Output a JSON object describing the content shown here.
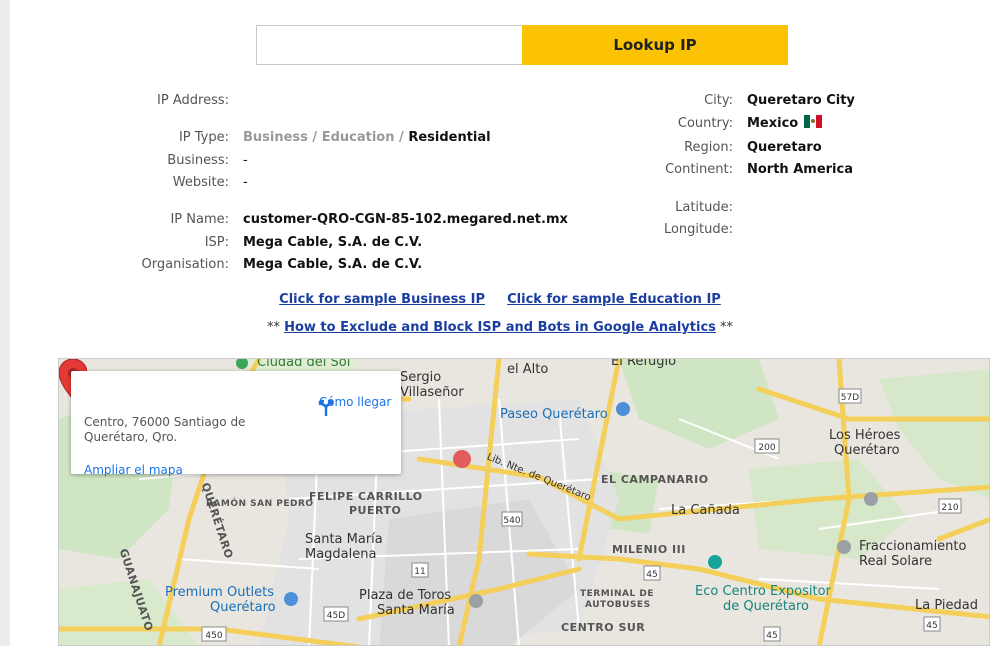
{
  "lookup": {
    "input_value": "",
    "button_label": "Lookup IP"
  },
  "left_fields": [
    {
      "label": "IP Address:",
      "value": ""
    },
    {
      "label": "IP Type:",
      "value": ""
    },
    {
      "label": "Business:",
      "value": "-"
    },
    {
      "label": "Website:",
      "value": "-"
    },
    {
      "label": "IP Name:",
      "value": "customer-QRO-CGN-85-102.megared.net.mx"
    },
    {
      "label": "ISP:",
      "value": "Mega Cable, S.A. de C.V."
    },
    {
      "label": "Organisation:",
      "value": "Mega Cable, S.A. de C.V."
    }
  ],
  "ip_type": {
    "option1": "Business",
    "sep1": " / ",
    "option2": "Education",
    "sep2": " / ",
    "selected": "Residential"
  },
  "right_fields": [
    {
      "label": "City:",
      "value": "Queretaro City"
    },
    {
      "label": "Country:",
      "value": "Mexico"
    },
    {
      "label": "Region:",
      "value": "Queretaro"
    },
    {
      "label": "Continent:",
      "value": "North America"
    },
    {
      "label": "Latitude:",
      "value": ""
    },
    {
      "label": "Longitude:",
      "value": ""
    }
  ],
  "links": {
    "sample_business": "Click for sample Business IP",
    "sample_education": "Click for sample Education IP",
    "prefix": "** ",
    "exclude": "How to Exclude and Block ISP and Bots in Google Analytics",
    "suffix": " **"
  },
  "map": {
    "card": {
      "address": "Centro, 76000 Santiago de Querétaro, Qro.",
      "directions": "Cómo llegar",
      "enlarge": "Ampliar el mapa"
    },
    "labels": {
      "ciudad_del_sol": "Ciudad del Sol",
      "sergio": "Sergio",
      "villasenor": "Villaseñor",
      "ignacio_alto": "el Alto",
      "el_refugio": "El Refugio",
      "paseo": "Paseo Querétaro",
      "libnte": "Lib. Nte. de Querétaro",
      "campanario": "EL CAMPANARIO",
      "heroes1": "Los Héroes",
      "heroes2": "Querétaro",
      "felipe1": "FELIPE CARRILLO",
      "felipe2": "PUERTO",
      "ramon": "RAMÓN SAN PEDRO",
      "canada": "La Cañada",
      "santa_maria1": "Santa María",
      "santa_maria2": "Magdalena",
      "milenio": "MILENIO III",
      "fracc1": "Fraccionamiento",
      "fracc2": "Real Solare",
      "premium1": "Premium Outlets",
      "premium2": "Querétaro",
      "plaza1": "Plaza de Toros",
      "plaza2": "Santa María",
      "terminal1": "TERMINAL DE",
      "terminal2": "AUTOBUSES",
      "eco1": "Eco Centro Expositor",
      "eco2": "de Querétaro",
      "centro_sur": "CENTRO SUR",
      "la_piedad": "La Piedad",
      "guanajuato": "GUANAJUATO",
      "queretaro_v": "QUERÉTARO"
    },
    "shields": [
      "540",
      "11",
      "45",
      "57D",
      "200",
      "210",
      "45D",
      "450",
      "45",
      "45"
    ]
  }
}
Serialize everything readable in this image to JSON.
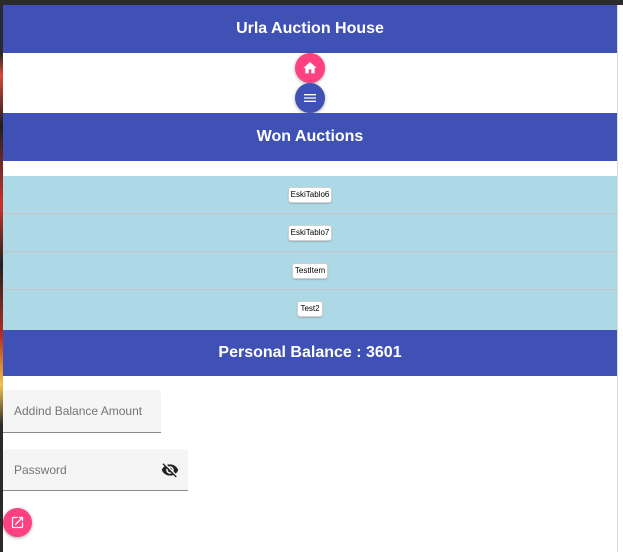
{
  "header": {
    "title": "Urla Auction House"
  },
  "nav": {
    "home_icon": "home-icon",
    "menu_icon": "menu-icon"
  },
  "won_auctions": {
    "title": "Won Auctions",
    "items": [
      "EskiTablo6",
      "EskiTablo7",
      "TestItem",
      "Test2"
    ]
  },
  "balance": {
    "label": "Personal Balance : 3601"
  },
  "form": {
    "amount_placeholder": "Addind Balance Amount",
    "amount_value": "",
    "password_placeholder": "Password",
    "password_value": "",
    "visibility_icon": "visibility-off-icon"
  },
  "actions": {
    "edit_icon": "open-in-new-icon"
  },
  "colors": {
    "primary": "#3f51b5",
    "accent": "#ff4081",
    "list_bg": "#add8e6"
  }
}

═══

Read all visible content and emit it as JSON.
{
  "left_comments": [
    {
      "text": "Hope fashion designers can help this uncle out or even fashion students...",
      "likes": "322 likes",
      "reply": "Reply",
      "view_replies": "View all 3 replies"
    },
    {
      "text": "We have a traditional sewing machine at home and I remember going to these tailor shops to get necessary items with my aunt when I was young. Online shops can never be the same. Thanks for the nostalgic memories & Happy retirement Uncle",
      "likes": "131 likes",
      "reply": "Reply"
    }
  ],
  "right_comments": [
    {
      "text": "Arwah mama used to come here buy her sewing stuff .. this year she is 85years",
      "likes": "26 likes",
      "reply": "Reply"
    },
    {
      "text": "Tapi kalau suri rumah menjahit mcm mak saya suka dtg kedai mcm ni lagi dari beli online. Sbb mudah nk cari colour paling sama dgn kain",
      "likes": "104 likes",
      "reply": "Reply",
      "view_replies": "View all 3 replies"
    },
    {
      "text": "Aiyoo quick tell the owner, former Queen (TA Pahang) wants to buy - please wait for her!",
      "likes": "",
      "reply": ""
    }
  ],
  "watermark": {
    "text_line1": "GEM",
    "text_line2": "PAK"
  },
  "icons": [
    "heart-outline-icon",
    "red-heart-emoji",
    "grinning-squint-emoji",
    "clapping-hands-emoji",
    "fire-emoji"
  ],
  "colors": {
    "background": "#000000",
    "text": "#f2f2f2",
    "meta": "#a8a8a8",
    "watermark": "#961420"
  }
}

═══

Copy all lines from the listing that contain "home".

    "home_icon": "home-icon",
      "text": "We have a traditional sewing machine at home and I remember going to these tailor shops to get necessary items with my aunt when I was young. Online shops can never be the same. Thanks for the nostalgic memories & Happy retirement Uncle",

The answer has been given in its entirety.